• Objective
Transcribe exactly the stretch of lines beginning at the one containing "Extract all readable text from this page." and closing with the last line of the entries below. Omit images.

# Start of Given data

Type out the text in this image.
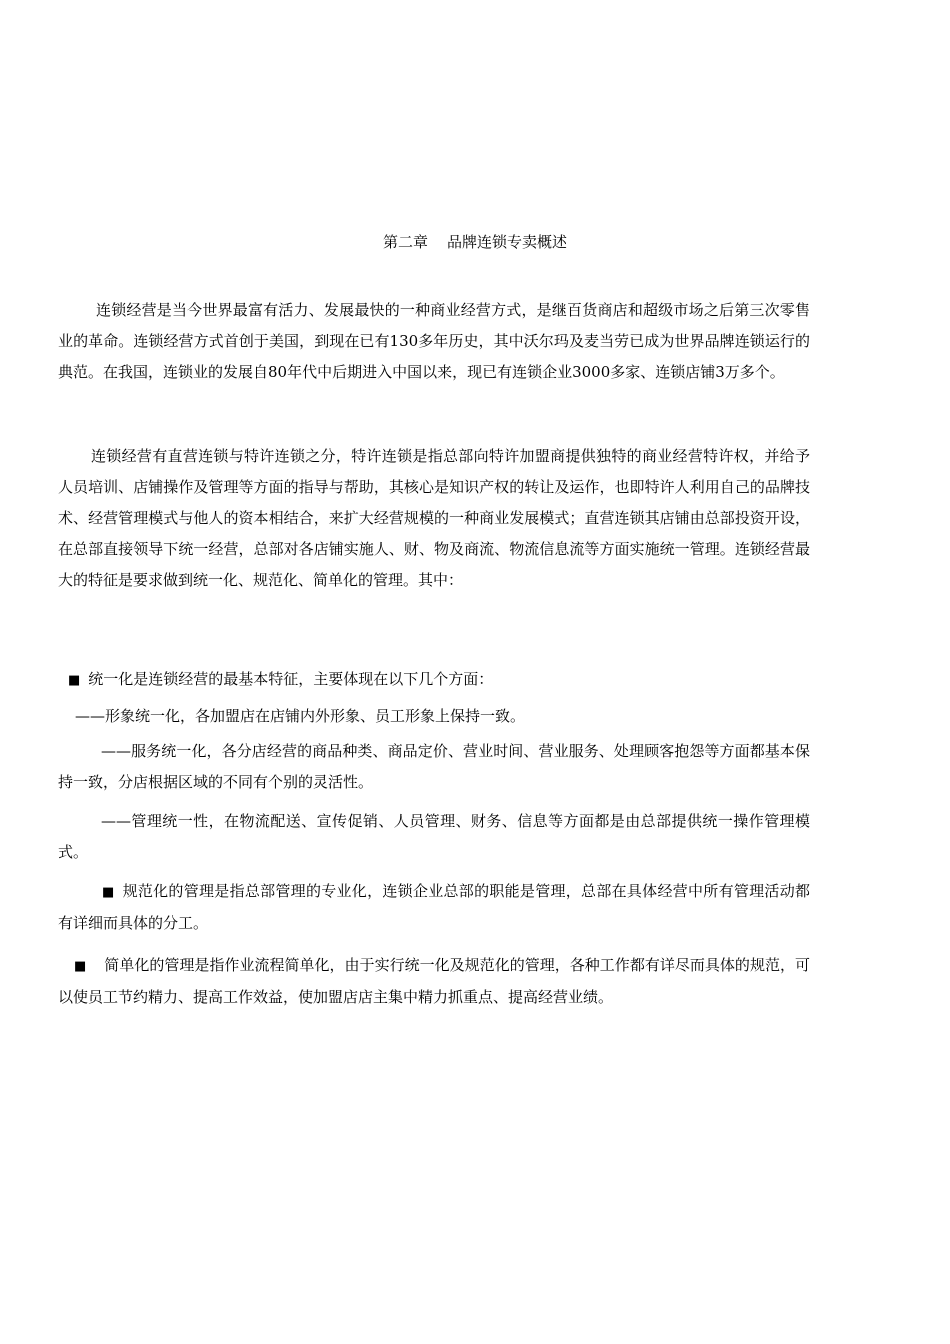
第二章    品牌连锁专卖概述

连锁经营是当今世界最富有活力、发展最快的一种商业经营方式，是继百货商店和超级市场之后第三次零售业的革命。连锁经营方式首创于美国，到现在已有130多年历史，其中沃尔玛及麦当劳已成为世界品牌连锁运行的典范。在我国，连锁业的发展自80年代中后期进入中国以来，现已有连锁企业3000多家、连锁店铺3万多个。

连锁经营有直营连锁与特许连锁之分，特许连锁是指总部向特许加盟商提供独特的商业经营特许权，并给予人员培训、店铺操作及管理等方面的指导与帮助，其核心是知识产权的转让及运作，也即特许人利用自己的品牌技术、经营管理模式与他人的资本相结合，来扩大经营规模的一种商业发展模式；直营连锁其店铺由总部投资开设，在总部直接领导下统一经营，总部对各店铺实施人、财、物及商流、物流信息流等方面实施统一管理。连锁经营最大的特征是要求做到统一化、规范化、简单化的管理。其中：

■ 统一化是连锁经营的最基本特征，主要体现在以下几个方面：

——形象统一化，各加盟店在店铺内外形象、员工形象上保持一致。

——服务统一化，各分店经营的商品种类、商品定价、营业时间、营业服务、处理顾客抱怨等方面都基本保持一致，分店根据区域的不同有个别的灵活性。

——管理统一性，在物流配送、宣传促销、人员管理、财务、信息等方面都是由总部提供统一操作管理模式。

■ 规范化的管理是指总部管理的专业化，连锁企业总部的职能是管理，总部在具体经营中所有管理活动都有详细而具体的分工。

■ 简单化的管理是指作业流程简单化，由于实行统一化及规范化的管理，各种工作都有详尽而具体的规范，可以使员工节约精力、提高工作效益，使加盟店店主集中精力抓重点、提高经营业绩。
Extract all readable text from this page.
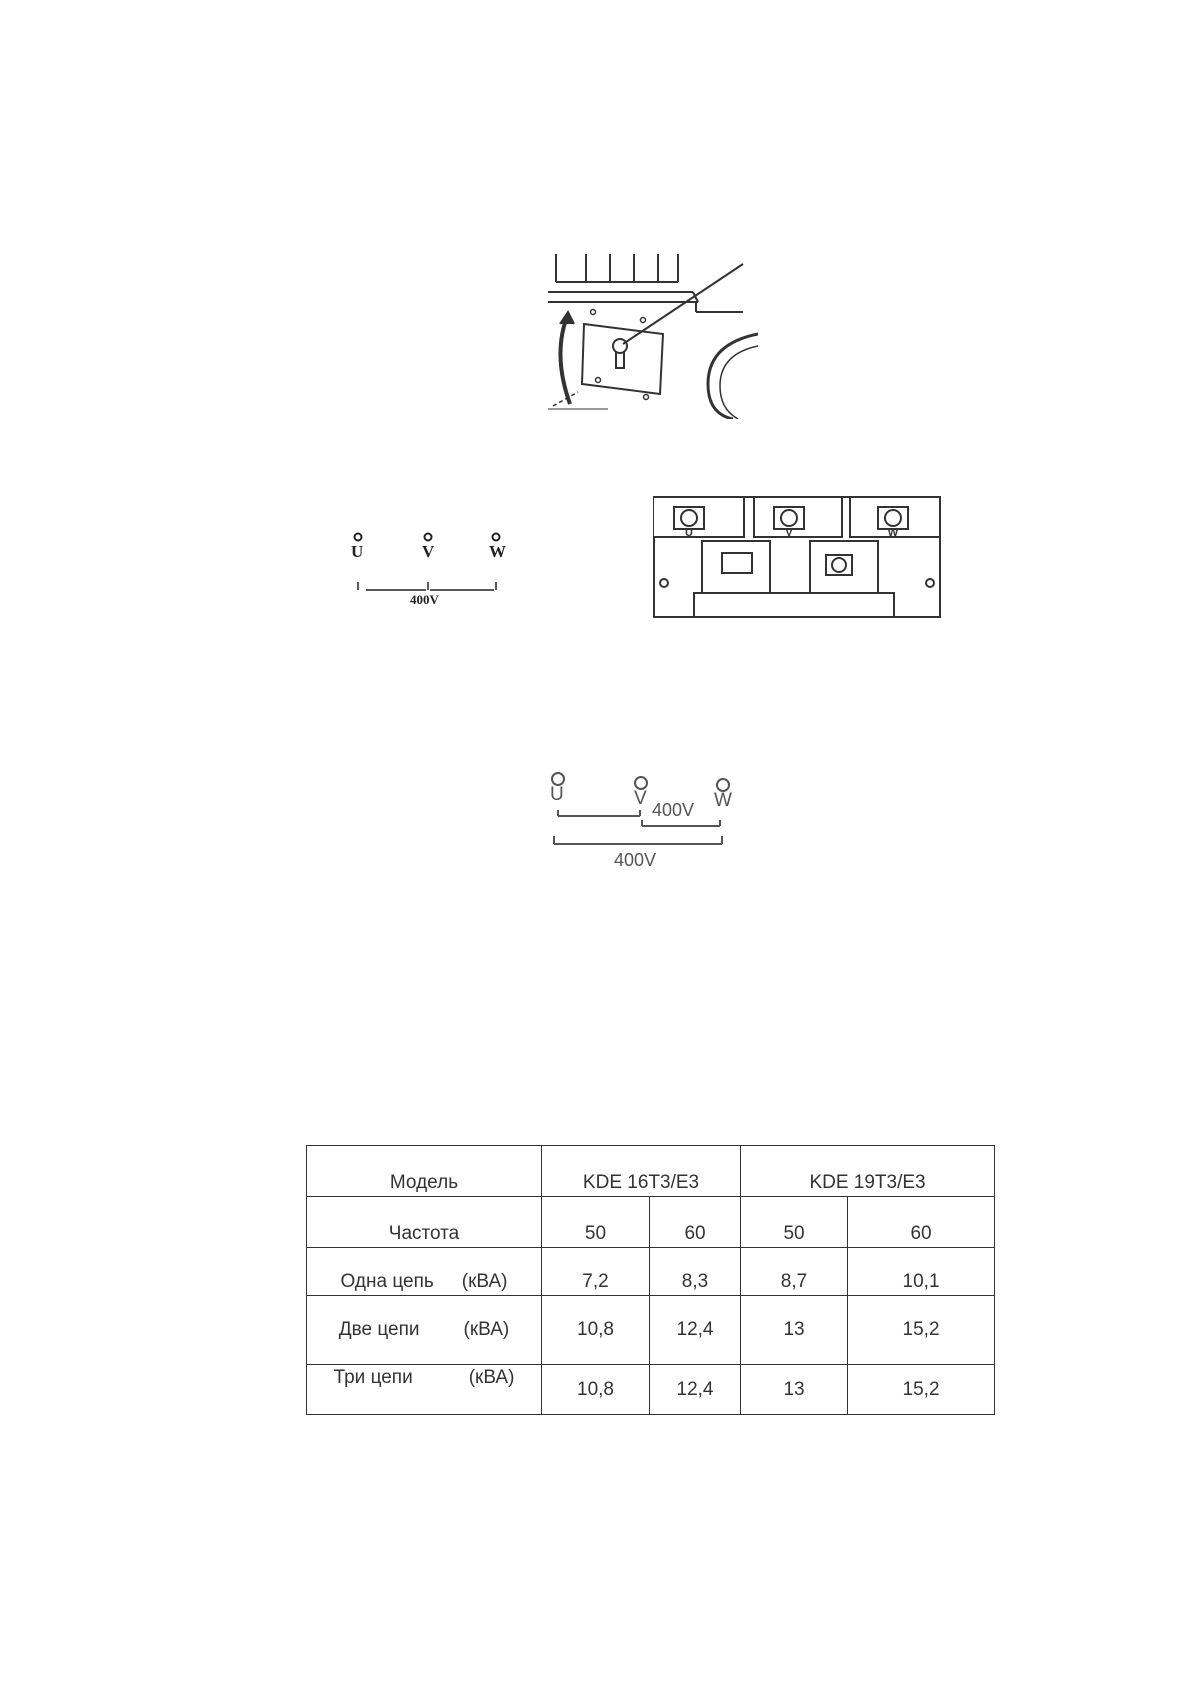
U	V	W
400V
U	V	W
U	V	W
400V
400V

Модель	KDE 16T3/E3		KDE 19T3/E3	
Частота	50	60	50	60
Одна цепь (кВА)	7,2	8,3	8,7	10,1
Две цепи (кВА)	10,8	12,4	13	15,2
Три цепи (кВА)	10,8	12,4	13	15,2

# End of Given data

• Output of the task
Extract all readable text from this page.
U	V	W
400V
U	V	W
U	V	W
400V
400V

Модель	KDE 16T3/E3		KDE 19T3/E3	
Частота	50	60	50	60
Одна цепь (кВА)	7,2	8,3	8,7	10,1
Две цепи (кВА)	10,8	12,4	13	15,2
Три цепи (кВА)	10,8	12,4	13	15,2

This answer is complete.